> _Problem statement_: Output the full material exactly as it appears here.

-- START OF Information given --

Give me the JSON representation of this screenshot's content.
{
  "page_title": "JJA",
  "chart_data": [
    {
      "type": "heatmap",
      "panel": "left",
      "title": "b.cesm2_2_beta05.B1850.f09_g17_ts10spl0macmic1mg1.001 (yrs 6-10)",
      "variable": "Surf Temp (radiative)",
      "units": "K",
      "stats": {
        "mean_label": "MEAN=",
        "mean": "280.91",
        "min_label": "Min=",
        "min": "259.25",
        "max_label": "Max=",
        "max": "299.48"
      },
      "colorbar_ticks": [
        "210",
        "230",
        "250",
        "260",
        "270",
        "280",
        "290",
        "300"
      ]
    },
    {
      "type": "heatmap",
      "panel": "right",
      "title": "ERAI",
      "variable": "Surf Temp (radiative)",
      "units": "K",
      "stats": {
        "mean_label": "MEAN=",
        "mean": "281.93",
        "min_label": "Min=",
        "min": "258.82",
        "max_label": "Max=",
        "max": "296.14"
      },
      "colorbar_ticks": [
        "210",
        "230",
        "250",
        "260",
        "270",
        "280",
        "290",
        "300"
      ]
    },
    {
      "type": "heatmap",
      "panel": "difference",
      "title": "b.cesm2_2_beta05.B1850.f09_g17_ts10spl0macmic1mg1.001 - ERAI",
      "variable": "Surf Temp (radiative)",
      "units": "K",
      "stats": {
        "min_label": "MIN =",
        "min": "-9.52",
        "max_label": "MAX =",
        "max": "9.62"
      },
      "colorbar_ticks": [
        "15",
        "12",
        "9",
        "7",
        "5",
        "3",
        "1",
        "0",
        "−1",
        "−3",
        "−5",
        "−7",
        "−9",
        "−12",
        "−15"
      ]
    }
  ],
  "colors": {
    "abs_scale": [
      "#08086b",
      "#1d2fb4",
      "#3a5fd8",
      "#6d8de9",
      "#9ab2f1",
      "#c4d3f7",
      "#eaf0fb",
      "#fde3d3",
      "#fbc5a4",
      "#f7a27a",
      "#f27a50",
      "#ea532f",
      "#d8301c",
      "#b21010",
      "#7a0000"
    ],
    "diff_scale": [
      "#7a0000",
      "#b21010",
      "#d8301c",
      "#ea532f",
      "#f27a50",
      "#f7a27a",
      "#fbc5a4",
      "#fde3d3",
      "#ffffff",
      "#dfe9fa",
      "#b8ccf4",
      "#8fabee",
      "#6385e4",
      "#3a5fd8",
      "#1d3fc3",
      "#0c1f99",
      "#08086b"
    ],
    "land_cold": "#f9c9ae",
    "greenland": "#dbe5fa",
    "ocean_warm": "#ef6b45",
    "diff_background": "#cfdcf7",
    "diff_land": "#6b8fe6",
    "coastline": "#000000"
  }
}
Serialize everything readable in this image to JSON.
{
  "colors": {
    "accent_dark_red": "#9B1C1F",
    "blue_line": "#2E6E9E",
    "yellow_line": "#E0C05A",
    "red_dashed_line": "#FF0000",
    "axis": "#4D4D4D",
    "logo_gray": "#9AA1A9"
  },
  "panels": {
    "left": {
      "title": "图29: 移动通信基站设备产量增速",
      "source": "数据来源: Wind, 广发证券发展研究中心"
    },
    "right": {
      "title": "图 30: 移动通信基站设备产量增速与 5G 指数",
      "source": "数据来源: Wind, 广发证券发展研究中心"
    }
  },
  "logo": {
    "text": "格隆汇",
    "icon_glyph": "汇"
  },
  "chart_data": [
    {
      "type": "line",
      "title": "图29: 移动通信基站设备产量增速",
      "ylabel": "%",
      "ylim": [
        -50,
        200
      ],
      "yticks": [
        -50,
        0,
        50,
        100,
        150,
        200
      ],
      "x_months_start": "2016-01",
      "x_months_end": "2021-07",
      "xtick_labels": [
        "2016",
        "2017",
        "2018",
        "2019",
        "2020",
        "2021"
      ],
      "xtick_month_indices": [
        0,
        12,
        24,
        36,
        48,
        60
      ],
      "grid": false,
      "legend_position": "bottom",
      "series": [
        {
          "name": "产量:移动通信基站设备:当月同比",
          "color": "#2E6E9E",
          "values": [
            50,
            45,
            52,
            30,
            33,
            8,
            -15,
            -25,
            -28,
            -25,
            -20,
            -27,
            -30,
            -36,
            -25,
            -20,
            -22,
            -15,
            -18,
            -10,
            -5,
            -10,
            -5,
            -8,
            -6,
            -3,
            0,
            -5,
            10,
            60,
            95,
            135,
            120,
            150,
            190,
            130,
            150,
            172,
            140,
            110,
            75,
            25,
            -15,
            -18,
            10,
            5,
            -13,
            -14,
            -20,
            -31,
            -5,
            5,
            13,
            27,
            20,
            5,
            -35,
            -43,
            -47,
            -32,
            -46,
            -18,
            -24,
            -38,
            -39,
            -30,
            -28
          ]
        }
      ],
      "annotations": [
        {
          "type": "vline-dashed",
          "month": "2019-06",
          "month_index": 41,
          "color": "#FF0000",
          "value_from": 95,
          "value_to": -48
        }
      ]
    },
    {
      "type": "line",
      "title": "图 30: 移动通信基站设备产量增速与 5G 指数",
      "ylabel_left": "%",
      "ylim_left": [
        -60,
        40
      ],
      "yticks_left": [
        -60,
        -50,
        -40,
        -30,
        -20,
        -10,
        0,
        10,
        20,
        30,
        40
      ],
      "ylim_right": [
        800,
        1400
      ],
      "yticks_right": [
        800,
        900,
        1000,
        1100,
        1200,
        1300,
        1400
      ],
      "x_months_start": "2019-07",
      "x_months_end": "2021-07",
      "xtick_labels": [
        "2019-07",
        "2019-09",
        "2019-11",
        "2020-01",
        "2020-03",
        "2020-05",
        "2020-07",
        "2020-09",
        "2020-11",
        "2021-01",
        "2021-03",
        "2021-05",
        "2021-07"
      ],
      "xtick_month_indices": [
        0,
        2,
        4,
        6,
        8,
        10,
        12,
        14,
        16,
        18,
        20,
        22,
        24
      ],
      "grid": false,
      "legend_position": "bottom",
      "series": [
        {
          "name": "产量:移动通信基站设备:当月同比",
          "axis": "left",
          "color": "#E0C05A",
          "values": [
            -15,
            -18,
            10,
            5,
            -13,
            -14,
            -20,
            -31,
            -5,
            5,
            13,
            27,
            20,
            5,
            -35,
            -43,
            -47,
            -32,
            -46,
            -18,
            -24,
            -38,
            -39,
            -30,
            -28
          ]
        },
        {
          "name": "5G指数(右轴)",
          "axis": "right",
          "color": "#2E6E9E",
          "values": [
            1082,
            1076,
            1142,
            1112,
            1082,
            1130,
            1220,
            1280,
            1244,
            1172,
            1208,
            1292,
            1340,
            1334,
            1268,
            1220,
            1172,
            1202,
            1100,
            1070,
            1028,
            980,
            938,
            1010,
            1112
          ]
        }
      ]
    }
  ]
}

-- END OF Information given --

> _Result below_:
Give me the JSON representation of this screenshot's content.
{
  "page_title": "JJA",
  "chart_data": [
    {
      "type": "heatmap",
      "panel": "left",
      "title": "b.cesm2_2_beta05.B1850.f09_g17_ts10spl0macmic1mg1.001 (yrs 6-10)",
      "variable": "Surf Temp (radiative)",
      "units": "K",
      "stats": {
        "mean_label": "MEAN=",
        "mean": "280.91",
        "min_label": "Min=",
        "min": "259.25",
        "max_label": "Max=",
        "max": "299.48"
      },
      "colorbar_ticks": [
        "210",
        "230",
        "250",
        "260",
        "270",
        "280",
        "290",
        "300"
      ]
    },
    {
      "type": "heatmap",
      "panel": "right",
      "title": "ERAI",
      "variable": "Surf Temp (radiative)",
      "units": "K",
      "stats": {
        "mean_label": "MEAN=",
        "mean": "281.93",
        "min_label": "Min=",
        "min": "258.82",
        "max_label": "Max=",
        "max": "296.14"
      },
      "colorbar_ticks": [
        "210",
        "230",
        "250",
        "260",
        "270",
        "280",
        "290",
        "300"
      ]
    },
    {
      "type": "heatmap",
      "panel": "difference",
      "title": "b.cesm2_2_beta05.B1850.f09_g17_ts10spl0macmic1mg1.001 - ERAI",
      "variable": "Surf Temp (radiative)",
      "units": "K",
      "stats": {
        "min_label": "MIN =",
        "min": "-9.52",
        "max_label": "MAX =",
        "max": "9.62"
      },
      "colorbar_ticks": [
        "15",
        "12",
        "9",
        "7",
        "5",
        "3",
        "1",
        "0",
        "−1",
        "−3",
        "−5",
        "−7",
        "−9",
        "−12",
        "−15"
      ]
    }
  ],
  "colors": {
    "abs_scale": [
      "#08086b",
      "#1d2fb4",
      "#3a5fd8",
      "#6d8de9",
      "#9ab2f1",
      "#c4d3f7",
      "#eaf0fb",
      "#fde3d3",
      "#fbc5a4",
      "#f7a27a",
      "#f27a50",
      "#ea532f",
      "#d8301c",
      "#b21010",
      "#7a0000"
    ],
    "diff_scale": [
      "#7a0000",
      "#b21010",
      "#d8301c",
      "#ea532f",
      "#f27a50",
      "#f7a27a",
      "#fbc5a4",
      "#fde3d3",
      "#ffffff",
      "#dfe9fa",
      "#b8ccf4",
      "#8fabee",
      "#6385e4",
      "#3a5fd8",
      "#1d3fc3",
      "#0c1f99",
      "#08086b"
    ],
    "land_cold": "#f9c9ae",
    "greenland": "#dbe5fa",
    "ocean_warm": "#ef6b45",
    "diff_background": "#cfdcf7",
    "diff_land": "#6b8fe6",
    "coastline": "#000000"
  }
}
Serialize everything readable in this image to JSON.
{
  "colors": {
    "accent_dark_red": "#9B1C1F",
    "blue_line": "#2E6E9E",
    "yellow_line": "#E0C05A",
    "red_dashed_line": "#FF0000",
    "axis": "#4D4D4D",
    "logo_gray": "#9AA1A9"
  },
  "panels": {
    "left": {
      "title": "图29: 移动通信基站设备产量增速",
      "source": "数据来源: Wind, 广发证券发展研究中心"
    },
    "right": {
      "title": "图 30: 移动通信基站设备产量增速与 5G 指数",
      "source": "数据来源: Wind, 广发证券发展研究中心"
    }
  },
  "logo": {
    "text": "格隆汇",
    "icon_glyph": "汇"
  },
  "chart_data": [
    {
      "type": "line",
      "title": "图29: 移动通信基站设备产量增速",
      "ylabel": "%",
      "ylim": [
        -50,
        200
      ],
      "yticks": [
        -50,
        0,
        50,
        100,
        150,
        200
      ],
      "x_months_start": "2016-01",
      "x_months_end": "2021-07",
      "xtick_labels": [
        "2016",
        "2017",
        "2018",
        "2019",
        "2020",
        "2021"
      ],
      "xtick_month_indices": [
        0,
        12,
        24,
        36,
        48,
        60
      ],
      "grid": false,
      "legend_position": "bottom",
      "series": [
        {
          "name": "产量:移动通信基站设备:当月同比",
          "color": "#2E6E9E",
          "values": [
            50,
            45,
            52,
            30,
            33,
            8,
            -15,
            -25,
            -28,
            -25,
            -20,
            -27,
            -30,
            -36,
            -25,
            -20,
            -22,
            -15,
            -18,
            -10,
            -5,
            -10,
            -5,
            -8,
            -6,
            -3,
            0,
            -5,
            10,
            60,
            95,
            135,
            120,
            150,
            190,
            130,
            150,
            172,
            140,
            110,
            75,
            25,
            -15,
            -18,
            10,
            5,
            -13,
            -14,
            -20,
            -31,
            -5,
            5,
            13,
            27,
            20,
            5,
            -35,
            -43,
            -47,
            -32,
            -46,
            -18,
            -24,
            -38,
            -39,
            -30,
            -28
          ]
        }
      ],
      "annotations": [
        {
          "type": "vline-dashed",
          "month": "2019-06",
          "month_index": 41,
          "color": "#FF0000",
          "value_from": 95,
          "value_to": -48
        }
      ]
    },
    {
      "type": "line",
      "title": "图 30: 移动通信基站设备产量增速与 5G 指数",
      "ylabel_left": "%",
      "ylim_left": [
        -60,
        40
      ],
      "yticks_left": [
        -60,
        -50,
        -40,
        -30,
        -20,
        -10,
        0,
        10,
        20,
        30,
        40
      ],
      "ylim_right": [
        800,
        1400
      ],
      "yticks_right": [
        800,
        900,
        1000,
        1100,
        1200,
        1300,
        1400
      ],
      "x_months_start": "2019-07",
      "x_months_end": "2021-07",
      "xtick_labels": [
        "2019-07",
        "2019-09",
        "2019-11",
        "2020-01",
        "2020-03",
        "2020-05",
        "2020-07",
        "2020-09",
        "2020-11",
        "2021-01",
        "2021-03",
        "2021-05",
        "2021-07"
      ],
      "xtick_month_indices": [
        0,
        2,
        4,
        6,
        8,
        10,
        12,
        14,
        16,
        18,
        20,
        22,
        24
      ],
      "grid": false,
      "legend_position": "bottom",
      "series": [
        {
          "name": "产量:移动通信基站设备:当月同比",
          "axis": "left",
          "color": "#E0C05A",
          "values": [
            -15,
            -18,
            10,
            5,
            -13,
            -14,
            -20,
            -31,
            -5,
            5,
            13,
            27,
            20,
            5,
            -35,
            -43,
            -47,
            -32,
            -46,
            -18,
            -24,
            -38,
            -39,
            -30,
            -28
          ]
        },
        {
          "name": "5G指数(右轴)",
          "axis": "right",
          "color": "#2E6E9E",
          "values": [
            1082,
            1076,
            1142,
            1112,
            1082,
            1130,
            1220,
            1280,
            1244,
            1172,
            1208,
            1292,
            1340,
            1334,
            1268,
            1220,
            1172,
            1202,
            1100,
            1070,
            1028,
            980,
            938,
            1010,
            1112
          ]
        }
      ]
    }
  ]
}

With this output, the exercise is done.